In the listing below, count each line containing "User" and answer with the count only.

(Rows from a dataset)

....................

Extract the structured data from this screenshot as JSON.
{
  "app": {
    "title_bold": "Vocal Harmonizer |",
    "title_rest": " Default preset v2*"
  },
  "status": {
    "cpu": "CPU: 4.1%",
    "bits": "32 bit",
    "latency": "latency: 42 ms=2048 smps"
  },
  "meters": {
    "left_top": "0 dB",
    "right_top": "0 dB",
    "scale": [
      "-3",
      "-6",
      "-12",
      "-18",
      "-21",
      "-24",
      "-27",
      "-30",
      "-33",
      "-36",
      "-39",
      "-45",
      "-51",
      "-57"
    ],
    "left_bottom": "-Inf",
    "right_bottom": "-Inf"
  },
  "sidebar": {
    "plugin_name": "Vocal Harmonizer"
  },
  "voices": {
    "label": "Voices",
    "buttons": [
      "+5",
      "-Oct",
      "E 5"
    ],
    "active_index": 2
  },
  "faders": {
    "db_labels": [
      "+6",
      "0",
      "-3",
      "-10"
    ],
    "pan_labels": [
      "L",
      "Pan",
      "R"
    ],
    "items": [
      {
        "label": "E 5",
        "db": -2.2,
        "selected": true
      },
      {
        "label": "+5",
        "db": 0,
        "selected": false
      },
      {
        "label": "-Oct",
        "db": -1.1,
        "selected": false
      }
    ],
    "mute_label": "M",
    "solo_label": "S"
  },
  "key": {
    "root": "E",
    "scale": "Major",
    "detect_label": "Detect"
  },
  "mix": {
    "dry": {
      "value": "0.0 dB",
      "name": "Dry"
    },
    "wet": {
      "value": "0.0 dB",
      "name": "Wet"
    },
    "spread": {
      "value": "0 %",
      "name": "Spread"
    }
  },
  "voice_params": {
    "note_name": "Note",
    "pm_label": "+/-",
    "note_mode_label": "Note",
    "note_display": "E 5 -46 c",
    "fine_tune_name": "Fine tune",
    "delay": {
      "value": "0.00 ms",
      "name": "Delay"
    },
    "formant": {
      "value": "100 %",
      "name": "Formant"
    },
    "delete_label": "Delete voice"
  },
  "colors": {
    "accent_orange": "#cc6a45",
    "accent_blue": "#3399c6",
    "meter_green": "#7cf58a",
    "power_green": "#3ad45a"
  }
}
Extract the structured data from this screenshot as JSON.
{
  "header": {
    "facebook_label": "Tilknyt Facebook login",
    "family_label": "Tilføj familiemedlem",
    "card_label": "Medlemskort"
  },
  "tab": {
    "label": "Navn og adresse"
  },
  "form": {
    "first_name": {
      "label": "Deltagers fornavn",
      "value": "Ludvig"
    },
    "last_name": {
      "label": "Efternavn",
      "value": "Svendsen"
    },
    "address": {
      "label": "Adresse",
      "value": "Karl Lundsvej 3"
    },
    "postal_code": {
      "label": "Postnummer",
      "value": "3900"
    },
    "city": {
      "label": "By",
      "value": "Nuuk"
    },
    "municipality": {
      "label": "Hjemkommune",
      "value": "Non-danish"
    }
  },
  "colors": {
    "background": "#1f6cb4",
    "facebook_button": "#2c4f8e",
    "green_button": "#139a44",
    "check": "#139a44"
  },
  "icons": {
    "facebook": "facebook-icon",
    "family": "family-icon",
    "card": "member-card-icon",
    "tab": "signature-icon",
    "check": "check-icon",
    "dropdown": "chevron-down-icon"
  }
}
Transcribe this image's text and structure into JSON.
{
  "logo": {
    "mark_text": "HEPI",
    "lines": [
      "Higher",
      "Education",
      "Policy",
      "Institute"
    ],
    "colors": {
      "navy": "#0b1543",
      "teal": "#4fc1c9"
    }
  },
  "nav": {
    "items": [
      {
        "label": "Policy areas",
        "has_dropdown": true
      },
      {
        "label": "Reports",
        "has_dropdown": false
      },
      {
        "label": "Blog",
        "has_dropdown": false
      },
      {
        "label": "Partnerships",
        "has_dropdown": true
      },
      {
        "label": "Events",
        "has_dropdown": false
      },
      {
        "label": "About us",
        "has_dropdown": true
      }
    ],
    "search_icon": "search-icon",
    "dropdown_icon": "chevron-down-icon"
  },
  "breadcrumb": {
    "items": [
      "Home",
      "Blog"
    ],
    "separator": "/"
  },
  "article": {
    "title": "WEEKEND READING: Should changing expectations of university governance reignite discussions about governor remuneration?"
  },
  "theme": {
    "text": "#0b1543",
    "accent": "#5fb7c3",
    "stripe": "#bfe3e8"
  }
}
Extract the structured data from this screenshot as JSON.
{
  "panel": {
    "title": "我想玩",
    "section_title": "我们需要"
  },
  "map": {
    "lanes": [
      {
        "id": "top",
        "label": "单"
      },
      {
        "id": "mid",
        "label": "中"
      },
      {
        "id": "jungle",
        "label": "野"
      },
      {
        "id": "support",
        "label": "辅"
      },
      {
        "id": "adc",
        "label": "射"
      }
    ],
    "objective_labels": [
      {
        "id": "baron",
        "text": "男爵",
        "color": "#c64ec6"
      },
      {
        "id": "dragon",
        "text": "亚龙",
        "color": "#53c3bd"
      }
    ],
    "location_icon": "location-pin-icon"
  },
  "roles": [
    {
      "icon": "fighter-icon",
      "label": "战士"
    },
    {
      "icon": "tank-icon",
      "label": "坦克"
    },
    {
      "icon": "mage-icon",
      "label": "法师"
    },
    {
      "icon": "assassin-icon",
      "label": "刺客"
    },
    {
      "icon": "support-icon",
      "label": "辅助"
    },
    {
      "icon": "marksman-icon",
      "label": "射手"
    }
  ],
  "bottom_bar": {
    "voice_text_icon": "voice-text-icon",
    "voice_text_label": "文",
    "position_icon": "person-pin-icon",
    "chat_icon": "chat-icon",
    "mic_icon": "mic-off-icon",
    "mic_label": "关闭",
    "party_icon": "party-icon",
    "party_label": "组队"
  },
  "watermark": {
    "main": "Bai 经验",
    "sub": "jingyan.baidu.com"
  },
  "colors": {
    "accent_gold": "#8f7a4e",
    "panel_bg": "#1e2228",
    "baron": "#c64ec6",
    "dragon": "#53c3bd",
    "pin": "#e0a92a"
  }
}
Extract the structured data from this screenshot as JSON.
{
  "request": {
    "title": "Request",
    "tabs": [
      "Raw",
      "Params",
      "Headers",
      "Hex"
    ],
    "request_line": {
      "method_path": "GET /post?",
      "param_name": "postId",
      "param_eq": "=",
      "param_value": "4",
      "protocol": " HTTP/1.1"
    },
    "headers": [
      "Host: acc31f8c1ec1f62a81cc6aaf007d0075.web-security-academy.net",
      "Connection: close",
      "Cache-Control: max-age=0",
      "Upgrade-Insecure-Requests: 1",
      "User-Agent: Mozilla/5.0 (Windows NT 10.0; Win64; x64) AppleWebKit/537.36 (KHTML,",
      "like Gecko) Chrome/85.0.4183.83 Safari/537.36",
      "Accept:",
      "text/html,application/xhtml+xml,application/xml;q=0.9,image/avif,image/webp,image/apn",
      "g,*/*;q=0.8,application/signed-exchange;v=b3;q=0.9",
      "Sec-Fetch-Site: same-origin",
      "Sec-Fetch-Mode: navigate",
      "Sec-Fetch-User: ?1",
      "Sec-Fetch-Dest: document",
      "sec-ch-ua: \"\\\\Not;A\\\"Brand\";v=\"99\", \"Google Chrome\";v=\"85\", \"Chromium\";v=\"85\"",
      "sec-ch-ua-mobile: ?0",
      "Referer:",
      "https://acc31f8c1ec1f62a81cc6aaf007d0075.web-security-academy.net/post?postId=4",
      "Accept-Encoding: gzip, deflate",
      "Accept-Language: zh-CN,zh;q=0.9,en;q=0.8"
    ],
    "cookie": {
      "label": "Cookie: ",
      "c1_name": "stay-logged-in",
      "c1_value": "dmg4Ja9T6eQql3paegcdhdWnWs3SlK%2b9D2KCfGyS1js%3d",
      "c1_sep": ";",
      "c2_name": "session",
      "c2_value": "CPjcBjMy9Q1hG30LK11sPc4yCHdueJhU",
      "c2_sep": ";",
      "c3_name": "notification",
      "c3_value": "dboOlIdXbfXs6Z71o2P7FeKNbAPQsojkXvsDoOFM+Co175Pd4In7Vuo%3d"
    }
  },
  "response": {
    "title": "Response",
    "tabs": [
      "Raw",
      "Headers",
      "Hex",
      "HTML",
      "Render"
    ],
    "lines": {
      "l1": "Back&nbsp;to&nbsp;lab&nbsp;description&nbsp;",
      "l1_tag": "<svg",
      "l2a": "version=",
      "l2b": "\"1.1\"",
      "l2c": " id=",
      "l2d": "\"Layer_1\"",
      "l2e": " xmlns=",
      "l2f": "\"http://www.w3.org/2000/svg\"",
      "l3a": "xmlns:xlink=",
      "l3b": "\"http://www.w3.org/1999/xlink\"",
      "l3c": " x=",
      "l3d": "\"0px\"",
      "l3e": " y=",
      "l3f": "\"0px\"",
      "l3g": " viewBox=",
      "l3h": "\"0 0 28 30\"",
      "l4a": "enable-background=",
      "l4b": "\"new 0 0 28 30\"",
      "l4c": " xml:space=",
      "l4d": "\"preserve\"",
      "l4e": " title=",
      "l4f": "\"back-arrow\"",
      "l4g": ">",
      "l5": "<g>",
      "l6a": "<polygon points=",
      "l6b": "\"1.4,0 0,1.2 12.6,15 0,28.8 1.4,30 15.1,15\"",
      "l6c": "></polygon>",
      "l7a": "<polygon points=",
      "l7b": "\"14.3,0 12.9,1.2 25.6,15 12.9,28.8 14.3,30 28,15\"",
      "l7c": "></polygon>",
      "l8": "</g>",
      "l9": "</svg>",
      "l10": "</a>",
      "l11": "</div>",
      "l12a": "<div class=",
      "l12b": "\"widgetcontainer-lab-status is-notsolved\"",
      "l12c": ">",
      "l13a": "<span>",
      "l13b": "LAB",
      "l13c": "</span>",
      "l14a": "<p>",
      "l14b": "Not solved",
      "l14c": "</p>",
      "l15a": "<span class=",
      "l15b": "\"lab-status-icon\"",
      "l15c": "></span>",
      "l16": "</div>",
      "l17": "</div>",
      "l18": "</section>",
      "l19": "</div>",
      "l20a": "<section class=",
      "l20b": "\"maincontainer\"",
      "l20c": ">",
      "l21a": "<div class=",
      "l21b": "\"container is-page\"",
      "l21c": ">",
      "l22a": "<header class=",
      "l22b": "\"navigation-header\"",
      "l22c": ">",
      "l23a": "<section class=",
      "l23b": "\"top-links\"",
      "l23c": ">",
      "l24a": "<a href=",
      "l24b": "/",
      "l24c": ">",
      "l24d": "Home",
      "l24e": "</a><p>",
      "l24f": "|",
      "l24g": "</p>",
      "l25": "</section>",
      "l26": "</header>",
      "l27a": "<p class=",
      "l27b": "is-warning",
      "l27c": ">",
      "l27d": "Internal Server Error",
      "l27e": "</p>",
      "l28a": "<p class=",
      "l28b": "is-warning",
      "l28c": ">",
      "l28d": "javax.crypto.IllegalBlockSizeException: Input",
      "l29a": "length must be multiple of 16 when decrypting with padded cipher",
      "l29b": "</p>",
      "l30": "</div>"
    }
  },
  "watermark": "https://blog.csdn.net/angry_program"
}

....................

## FULL RESPONSE
2